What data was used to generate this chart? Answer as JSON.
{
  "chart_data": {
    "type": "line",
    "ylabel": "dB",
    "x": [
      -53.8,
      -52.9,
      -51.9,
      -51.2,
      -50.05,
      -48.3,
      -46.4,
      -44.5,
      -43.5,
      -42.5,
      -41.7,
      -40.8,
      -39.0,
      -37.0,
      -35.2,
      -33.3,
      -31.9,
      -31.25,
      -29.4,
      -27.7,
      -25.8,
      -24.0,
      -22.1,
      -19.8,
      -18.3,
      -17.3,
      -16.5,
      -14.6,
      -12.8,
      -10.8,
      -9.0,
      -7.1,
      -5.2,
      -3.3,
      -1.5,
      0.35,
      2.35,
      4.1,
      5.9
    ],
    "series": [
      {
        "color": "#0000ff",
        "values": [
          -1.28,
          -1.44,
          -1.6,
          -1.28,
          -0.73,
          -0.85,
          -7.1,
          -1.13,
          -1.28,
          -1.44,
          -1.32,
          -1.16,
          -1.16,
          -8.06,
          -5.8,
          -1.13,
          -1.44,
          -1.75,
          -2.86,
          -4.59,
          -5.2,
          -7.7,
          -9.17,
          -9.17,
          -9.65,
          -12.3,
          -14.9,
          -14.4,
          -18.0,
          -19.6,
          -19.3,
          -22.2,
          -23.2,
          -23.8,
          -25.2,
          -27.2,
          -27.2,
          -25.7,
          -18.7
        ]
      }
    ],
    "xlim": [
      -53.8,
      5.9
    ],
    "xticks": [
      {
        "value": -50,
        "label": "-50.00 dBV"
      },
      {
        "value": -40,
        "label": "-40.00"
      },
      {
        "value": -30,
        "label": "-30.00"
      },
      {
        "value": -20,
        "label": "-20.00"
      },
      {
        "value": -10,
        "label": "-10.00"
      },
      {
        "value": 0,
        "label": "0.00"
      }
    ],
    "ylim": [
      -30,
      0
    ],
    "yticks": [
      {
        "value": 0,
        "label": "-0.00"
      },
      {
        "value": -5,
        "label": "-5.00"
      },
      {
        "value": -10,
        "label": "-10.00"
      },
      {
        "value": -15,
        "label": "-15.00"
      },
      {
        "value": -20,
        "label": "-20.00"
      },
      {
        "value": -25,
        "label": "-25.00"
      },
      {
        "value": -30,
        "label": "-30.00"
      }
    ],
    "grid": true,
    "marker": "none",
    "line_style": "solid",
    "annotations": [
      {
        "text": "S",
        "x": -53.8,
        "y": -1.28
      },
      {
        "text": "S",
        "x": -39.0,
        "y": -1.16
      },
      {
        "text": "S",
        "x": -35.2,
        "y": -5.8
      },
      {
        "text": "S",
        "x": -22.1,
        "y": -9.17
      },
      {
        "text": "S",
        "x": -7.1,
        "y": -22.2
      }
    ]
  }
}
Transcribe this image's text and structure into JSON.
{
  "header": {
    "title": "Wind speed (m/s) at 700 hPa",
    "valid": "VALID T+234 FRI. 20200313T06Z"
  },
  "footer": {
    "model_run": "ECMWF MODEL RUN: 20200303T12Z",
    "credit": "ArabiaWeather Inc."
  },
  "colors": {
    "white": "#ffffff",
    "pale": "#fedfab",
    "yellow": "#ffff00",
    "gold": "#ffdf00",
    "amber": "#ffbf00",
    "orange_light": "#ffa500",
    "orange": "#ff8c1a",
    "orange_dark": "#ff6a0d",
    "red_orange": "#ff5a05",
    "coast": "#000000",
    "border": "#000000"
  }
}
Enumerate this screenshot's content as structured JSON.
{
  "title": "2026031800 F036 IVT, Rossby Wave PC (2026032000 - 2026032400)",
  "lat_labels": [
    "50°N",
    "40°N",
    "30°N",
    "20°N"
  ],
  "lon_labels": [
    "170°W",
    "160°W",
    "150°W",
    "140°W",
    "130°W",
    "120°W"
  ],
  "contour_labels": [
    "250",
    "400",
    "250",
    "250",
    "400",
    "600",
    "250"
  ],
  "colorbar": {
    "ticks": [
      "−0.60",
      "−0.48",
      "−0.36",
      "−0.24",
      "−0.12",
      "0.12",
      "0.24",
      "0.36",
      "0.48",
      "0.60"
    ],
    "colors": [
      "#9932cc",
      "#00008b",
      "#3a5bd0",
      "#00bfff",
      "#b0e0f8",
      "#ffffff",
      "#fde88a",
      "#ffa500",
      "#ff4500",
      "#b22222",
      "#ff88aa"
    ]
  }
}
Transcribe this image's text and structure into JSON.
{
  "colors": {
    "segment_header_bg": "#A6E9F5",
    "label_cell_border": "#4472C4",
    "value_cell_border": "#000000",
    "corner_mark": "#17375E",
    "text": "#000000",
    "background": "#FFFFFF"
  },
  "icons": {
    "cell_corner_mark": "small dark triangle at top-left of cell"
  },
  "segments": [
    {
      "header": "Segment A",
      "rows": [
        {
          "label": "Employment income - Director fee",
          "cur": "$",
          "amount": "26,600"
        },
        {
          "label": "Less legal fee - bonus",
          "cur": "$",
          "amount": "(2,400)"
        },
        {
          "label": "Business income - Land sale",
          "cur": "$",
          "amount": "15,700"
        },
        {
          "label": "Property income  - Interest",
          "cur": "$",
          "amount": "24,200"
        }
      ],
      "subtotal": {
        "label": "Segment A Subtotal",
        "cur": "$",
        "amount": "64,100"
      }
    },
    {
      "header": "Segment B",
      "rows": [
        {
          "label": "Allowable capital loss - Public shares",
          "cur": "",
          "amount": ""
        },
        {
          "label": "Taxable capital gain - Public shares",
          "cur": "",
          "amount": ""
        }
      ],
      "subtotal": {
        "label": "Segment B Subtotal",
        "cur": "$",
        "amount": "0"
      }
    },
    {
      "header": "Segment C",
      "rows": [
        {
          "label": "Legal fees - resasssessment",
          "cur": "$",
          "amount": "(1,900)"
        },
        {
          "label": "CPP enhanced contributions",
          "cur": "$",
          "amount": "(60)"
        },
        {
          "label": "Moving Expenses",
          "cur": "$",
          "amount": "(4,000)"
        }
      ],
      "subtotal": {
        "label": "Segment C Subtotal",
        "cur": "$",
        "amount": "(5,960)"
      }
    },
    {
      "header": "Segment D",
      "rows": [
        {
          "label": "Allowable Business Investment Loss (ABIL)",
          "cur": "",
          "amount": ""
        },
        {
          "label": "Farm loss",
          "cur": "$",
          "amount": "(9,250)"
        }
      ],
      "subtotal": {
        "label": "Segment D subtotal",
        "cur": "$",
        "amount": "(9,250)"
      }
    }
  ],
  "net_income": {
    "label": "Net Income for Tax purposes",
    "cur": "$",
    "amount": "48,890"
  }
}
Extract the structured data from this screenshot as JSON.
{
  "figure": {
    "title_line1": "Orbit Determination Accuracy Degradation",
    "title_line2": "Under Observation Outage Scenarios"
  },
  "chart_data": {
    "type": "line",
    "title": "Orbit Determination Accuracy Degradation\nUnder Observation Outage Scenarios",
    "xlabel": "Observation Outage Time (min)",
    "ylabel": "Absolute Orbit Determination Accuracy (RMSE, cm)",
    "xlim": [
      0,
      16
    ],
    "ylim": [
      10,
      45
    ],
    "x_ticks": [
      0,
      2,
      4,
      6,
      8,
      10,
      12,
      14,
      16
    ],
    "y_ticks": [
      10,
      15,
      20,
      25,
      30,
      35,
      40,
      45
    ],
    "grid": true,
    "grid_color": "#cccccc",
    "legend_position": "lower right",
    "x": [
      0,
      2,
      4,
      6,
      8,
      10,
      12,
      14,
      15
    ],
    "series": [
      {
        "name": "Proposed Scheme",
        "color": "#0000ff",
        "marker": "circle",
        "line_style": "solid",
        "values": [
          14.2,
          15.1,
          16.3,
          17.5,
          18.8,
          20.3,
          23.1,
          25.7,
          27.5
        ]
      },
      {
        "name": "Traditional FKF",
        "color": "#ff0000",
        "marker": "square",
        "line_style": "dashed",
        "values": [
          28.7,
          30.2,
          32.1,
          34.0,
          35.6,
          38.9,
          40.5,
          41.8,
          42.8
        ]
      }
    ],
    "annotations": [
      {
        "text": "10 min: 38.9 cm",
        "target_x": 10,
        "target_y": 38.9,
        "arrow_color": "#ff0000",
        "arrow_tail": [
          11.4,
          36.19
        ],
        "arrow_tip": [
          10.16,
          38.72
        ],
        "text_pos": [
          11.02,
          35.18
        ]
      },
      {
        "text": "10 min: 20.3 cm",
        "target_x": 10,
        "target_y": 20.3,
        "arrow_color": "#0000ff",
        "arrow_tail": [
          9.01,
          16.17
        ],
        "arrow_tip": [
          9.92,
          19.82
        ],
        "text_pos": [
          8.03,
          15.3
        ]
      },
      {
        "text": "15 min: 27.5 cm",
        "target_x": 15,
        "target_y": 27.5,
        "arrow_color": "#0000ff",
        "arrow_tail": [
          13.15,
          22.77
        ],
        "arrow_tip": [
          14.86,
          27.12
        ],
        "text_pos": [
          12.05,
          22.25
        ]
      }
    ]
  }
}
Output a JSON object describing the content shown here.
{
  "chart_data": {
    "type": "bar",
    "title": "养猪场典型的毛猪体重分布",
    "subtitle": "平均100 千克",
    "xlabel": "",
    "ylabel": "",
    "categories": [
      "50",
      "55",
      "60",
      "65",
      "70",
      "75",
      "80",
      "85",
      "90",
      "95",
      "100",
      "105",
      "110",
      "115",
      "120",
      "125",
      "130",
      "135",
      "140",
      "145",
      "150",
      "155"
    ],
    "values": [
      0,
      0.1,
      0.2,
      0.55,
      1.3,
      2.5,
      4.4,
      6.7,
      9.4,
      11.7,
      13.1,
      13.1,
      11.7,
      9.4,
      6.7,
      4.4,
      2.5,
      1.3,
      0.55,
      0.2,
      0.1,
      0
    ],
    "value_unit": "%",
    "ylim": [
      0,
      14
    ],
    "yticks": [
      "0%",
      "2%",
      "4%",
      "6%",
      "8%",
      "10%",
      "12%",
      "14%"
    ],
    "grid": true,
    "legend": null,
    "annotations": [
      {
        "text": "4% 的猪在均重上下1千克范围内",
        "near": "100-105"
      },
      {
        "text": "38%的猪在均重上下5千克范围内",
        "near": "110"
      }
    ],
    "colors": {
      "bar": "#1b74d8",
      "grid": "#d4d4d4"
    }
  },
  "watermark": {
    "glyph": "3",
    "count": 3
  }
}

-=-=-

• [Brief]: Tell how many lines of the material above hold "Outage", answering with a bare number.

• [The reply]: 3